(ITEMS):
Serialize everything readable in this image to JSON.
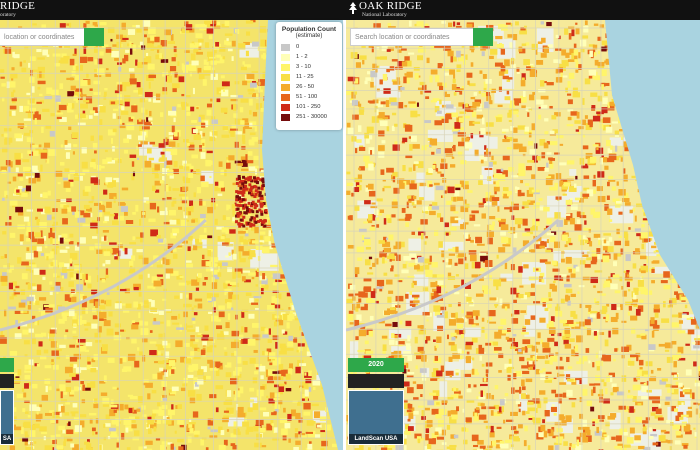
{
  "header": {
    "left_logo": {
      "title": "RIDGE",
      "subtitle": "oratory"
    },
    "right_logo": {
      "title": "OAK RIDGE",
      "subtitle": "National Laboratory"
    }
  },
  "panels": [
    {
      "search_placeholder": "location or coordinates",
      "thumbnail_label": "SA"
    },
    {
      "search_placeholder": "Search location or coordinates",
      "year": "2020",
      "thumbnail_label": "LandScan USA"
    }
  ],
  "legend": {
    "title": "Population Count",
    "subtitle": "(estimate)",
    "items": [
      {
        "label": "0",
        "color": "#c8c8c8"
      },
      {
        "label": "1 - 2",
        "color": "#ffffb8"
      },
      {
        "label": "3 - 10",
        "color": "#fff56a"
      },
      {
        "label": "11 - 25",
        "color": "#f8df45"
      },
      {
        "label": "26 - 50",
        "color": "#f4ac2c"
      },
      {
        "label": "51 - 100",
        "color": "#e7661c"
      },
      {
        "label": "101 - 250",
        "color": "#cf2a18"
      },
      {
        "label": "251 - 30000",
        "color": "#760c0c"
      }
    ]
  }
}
==
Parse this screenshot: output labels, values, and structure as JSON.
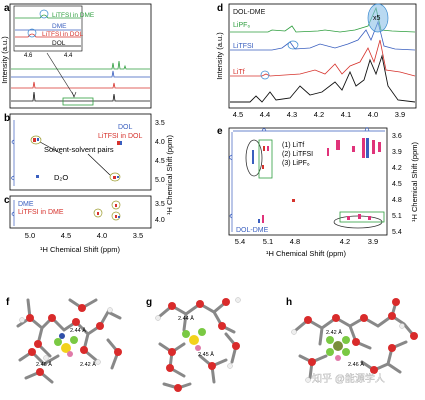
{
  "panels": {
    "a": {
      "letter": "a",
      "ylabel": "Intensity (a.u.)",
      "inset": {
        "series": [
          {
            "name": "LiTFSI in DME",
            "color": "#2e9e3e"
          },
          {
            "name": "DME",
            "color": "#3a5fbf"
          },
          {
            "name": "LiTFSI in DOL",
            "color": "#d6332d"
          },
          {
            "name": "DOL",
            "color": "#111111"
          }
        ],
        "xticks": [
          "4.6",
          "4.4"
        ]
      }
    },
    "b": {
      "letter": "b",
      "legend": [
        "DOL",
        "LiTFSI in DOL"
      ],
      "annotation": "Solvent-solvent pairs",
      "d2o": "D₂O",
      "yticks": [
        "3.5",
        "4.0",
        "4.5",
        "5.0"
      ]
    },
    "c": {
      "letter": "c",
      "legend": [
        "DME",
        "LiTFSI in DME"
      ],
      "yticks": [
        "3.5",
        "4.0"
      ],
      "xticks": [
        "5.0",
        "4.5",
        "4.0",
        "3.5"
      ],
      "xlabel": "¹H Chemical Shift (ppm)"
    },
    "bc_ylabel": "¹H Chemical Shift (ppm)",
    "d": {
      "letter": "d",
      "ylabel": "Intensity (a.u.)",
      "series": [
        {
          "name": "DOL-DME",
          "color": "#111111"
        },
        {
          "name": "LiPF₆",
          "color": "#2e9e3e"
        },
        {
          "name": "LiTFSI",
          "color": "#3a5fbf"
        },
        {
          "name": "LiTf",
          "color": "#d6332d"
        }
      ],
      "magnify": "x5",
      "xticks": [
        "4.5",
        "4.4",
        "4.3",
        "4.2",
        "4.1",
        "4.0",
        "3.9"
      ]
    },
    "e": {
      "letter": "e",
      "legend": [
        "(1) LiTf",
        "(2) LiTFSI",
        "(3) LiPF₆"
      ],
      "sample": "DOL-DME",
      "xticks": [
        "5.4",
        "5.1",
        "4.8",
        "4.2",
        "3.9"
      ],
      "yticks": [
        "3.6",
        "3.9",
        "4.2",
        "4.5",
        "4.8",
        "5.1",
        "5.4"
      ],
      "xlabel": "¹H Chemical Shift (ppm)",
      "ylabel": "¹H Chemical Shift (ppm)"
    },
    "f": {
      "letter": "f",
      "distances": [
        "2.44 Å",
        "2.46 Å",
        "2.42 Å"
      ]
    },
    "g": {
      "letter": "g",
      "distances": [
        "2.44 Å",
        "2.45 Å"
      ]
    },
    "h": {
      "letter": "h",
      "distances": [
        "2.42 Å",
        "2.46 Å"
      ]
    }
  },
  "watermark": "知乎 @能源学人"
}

(PROBLEM DETAILS): Read through the data and copy every line where "subtitle" shows up.

(CORRECT RESULT):
      "subtitle": "oratory"
      "subtitle": "National Laboratory"
    "subtitle": "(estimate)",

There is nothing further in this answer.